## START Source records
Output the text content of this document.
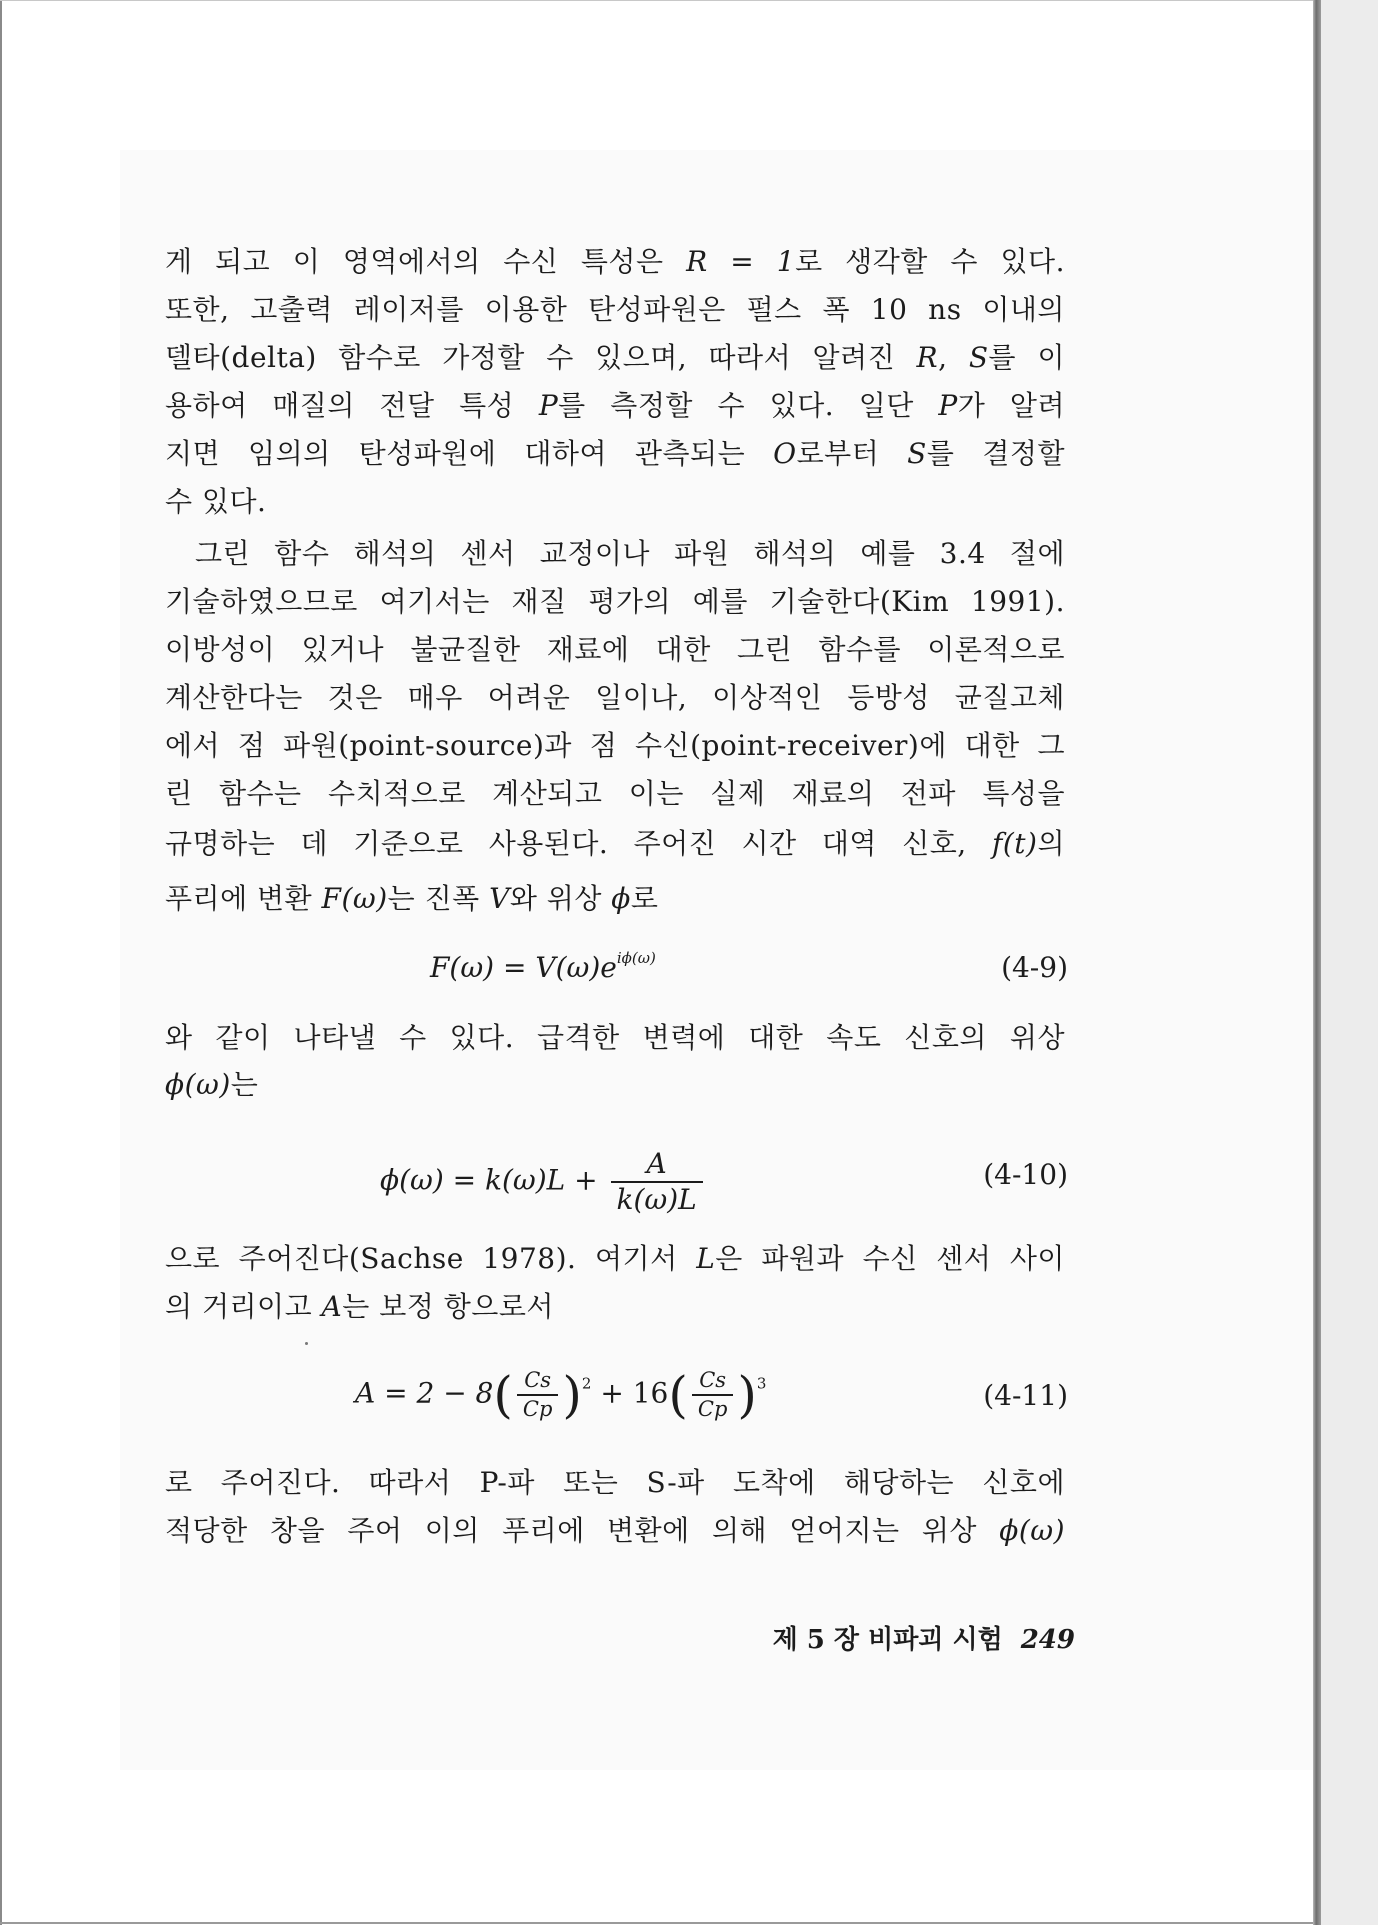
게 되고 이 영역에서의 수신 특성은 R = 1로 생각할 수 있다.
또한, 고출력 레이저를 이용한 탄성파원은 펄스 폭 10 ns 이내의
델타(delta) 함수로 가정할 수 있으며, 따라서 알려진 R, S를 이
용하여 매질의 전달 특성 P를 측정할 수 있다. 일단 P가 알려
지면 임의의 탄성파원에 대하여 관측되는 O로부터 S를 결정할
수 있다.
그린 함수 해석의 센서 교정이나 파원 해석의 예를 3.4 절에
기술하였으므로 여기서는 재질 평가의 예를 기술한다(Kim 1991).
이방성이 있거나 불균질한 재료에 대한 그린 함수를 이론적으로
계산한다는 것은 매우 어려운 일이나, 이상적인 등방성 균질고체
에서 점 파원(point-source)과 점 수신(point-receiver)에 대한 그
린 함수는 수치적으로 계산되고 이는 실제 재료의 전파 특성을
규명하는 데 기준으로 사용된다. 주어진 시간 대역 신호, f(t)의
푸리에 변환 F(ω)는 진폭 V와 위상 ϕ로
$F(\omega) = V(\omega)e^{i\phi(\omega)}$	(4-9)
와 같이 나타낼 수 있다. 급격한 변력에 대한 속도 신호의 위상
ϕ(ω)는
$\phi(\omega) = k(\omega)L + \frac{A}{k(\omega)L}$	(4-10)
으로 주어진다(Sachse 1978). 여기서 L은 파원과 수신 센서 사이
의 거리이고 A는 보정 항으로서
$A = 2 - 8( \frac{Cs}{Cp} )^2 + 16( \frac{Cs}{Cp} )^3$	(4-11)
로 주어진다. 따라서 P-파 또는 S-파 도착에 해당하는 신호에
적당한 창을 주어 이의 푸리에 변환에 의해 얻어지는 위상 ϕ(ω)
제 5 장 비파괴 시험 249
## END Source records
> [Exercise instructions]
From the listing above, copy every line that holds the string "frac".

> [Written reply]
$\phi(\omega) = k(\omega)L + \frac{A}{k(\omega)L}$	(4-10)
$A = 2 - 8( \frac{Cs}{Cp} )^2 + 16( \frac{Cs}{Cp} )^3$	(4-11)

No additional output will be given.